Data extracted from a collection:
══════

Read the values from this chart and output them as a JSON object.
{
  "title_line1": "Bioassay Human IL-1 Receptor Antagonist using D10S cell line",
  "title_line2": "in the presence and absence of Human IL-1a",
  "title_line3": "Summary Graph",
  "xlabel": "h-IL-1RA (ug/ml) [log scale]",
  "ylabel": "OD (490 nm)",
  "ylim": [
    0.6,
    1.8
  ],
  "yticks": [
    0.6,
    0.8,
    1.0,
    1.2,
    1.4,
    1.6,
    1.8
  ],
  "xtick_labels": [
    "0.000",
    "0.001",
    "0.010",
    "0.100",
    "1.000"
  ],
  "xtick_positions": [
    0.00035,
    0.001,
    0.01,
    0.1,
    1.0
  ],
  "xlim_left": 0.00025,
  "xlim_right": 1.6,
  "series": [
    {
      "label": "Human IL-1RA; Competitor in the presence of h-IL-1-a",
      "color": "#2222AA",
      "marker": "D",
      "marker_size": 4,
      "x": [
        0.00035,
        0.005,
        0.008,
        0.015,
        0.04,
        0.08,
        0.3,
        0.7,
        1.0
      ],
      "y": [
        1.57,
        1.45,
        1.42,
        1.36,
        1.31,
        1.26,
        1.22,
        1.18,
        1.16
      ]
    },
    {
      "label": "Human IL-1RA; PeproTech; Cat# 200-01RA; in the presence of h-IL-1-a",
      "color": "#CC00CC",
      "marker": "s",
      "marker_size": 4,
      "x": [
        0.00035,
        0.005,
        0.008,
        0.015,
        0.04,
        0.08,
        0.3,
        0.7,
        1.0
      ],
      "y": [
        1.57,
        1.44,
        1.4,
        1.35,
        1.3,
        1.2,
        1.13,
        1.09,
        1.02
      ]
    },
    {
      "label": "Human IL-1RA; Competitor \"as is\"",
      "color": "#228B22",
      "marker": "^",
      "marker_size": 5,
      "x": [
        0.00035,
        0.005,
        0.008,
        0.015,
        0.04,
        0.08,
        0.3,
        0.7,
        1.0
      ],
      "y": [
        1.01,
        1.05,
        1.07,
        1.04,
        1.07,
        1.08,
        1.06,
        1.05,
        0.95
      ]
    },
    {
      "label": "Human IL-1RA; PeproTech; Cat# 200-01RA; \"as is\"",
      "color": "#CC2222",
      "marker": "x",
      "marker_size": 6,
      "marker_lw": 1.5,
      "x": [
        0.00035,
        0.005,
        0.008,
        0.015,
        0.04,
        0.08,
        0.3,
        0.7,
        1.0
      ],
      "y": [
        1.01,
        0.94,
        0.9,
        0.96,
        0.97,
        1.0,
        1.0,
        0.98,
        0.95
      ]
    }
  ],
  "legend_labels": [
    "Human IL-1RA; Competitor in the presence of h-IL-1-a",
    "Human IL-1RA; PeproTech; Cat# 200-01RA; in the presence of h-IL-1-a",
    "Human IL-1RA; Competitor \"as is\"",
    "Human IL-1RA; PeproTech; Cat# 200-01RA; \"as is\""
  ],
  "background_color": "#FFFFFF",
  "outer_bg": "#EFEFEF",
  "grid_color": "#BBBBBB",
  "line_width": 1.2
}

══════

INSTRUCTIONS TO FOLLOW: The string "presence" marks the lines to copy; report each of them from the data above.

RESPONSE FOR THIS EXERCISE:
  "title_line2": "in the presence and absence of Human IL-1a",
      "label": "Human IL-1RA; Competitor in the presence of h-IL-1-a",
      "label": "Human IL-1RA; PeproTech; Cat# 200-01RA; in the presence of h-IL-1-a",
    "Human IL-1RA; Competitor in the presence of h-IL-1-a",
    "Human IL-1RA; PeproTech; Cat# 200-01RA; in the presence of h-IL-1-a",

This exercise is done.